- [Supplied data]
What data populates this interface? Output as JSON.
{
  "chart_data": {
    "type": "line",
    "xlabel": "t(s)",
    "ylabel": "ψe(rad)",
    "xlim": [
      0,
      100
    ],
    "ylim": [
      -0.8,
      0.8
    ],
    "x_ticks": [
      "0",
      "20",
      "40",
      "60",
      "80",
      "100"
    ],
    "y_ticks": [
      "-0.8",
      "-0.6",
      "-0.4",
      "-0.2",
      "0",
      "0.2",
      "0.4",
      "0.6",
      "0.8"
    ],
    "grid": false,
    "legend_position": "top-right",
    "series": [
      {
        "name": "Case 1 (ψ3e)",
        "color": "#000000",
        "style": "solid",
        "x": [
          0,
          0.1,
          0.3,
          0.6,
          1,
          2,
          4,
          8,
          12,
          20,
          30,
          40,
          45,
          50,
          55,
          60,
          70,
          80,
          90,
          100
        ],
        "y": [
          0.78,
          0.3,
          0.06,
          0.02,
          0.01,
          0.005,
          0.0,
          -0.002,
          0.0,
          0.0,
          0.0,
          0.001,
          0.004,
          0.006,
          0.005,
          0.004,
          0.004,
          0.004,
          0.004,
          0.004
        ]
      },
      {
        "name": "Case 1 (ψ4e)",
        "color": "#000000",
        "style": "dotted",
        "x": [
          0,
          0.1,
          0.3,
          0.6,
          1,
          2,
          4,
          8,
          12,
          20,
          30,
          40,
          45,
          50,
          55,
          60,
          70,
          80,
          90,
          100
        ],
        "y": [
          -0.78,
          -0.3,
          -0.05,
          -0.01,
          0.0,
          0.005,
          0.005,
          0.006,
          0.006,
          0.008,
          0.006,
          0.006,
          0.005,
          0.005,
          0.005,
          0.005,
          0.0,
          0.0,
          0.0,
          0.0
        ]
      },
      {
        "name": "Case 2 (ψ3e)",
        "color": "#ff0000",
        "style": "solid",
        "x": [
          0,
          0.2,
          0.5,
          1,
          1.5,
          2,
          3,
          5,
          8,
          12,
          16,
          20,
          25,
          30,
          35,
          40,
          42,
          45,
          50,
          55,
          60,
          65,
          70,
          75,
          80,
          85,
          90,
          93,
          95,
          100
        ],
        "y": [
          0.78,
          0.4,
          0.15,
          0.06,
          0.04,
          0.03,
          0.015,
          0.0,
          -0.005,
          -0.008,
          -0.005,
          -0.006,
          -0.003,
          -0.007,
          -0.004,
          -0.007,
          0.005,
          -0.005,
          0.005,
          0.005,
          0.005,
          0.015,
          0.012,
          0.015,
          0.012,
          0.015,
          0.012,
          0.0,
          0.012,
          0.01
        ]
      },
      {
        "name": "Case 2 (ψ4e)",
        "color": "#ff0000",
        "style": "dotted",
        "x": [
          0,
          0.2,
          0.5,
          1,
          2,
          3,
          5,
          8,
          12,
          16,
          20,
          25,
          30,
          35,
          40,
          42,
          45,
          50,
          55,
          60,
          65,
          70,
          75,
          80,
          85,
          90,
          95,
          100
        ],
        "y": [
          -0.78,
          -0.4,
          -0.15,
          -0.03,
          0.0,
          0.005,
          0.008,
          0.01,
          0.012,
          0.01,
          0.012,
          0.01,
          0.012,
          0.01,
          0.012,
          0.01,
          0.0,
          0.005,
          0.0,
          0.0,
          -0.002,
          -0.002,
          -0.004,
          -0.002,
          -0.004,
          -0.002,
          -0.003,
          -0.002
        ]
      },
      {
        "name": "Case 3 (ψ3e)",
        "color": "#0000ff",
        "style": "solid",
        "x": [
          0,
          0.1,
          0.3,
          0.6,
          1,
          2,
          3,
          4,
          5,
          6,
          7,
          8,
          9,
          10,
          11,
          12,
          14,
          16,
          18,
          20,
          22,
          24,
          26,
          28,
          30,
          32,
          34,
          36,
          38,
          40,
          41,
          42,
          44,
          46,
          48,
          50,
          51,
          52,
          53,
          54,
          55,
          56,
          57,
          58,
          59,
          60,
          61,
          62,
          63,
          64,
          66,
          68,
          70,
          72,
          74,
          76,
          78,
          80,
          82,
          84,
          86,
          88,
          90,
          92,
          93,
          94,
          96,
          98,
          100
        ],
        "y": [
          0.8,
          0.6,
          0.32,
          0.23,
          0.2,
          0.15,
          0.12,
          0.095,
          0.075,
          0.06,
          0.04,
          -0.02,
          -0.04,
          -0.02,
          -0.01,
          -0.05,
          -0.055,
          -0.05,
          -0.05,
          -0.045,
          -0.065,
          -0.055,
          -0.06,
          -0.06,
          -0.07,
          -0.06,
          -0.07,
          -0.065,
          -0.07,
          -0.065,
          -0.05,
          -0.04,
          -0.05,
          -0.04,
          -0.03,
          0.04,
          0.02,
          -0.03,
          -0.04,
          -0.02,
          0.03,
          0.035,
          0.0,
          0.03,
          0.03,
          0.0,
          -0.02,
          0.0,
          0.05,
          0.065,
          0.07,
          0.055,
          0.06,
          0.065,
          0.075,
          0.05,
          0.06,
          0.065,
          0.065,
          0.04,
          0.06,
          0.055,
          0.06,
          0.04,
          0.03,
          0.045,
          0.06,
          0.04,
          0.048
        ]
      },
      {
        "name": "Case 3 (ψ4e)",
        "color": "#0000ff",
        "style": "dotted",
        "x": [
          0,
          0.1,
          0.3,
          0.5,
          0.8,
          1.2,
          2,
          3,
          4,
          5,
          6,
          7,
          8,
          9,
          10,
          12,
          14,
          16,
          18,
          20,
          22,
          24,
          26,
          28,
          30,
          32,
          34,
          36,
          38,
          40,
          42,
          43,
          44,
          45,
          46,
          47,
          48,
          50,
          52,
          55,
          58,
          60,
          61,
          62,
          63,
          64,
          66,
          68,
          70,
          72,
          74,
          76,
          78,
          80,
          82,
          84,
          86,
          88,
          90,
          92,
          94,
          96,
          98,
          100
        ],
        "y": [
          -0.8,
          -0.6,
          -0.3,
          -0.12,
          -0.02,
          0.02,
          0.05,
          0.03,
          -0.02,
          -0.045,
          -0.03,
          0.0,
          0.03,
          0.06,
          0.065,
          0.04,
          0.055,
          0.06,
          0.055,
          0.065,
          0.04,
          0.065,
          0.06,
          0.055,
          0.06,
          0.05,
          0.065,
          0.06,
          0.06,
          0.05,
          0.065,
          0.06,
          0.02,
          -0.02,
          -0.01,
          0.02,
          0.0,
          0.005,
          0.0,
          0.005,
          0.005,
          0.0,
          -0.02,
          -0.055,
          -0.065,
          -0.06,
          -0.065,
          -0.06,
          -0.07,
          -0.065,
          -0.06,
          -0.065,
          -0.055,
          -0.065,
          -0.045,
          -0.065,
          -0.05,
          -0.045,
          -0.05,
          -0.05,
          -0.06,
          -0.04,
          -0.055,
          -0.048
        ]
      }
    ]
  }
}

- [Task objective] Each line in the entries above that includes the string "name" should be extracted.

- [Solution to this problem]
        "name": "Case 1 (ψ3e)",
        "name": "Case 1 (ψ4e)",
        "name": "Case 2 (ψ3e)",
        "name": "Case 2 (ψ4e)",
        "name": "Case 3 (ψ3e)",
        "name": "Case 3 (ψ4e)",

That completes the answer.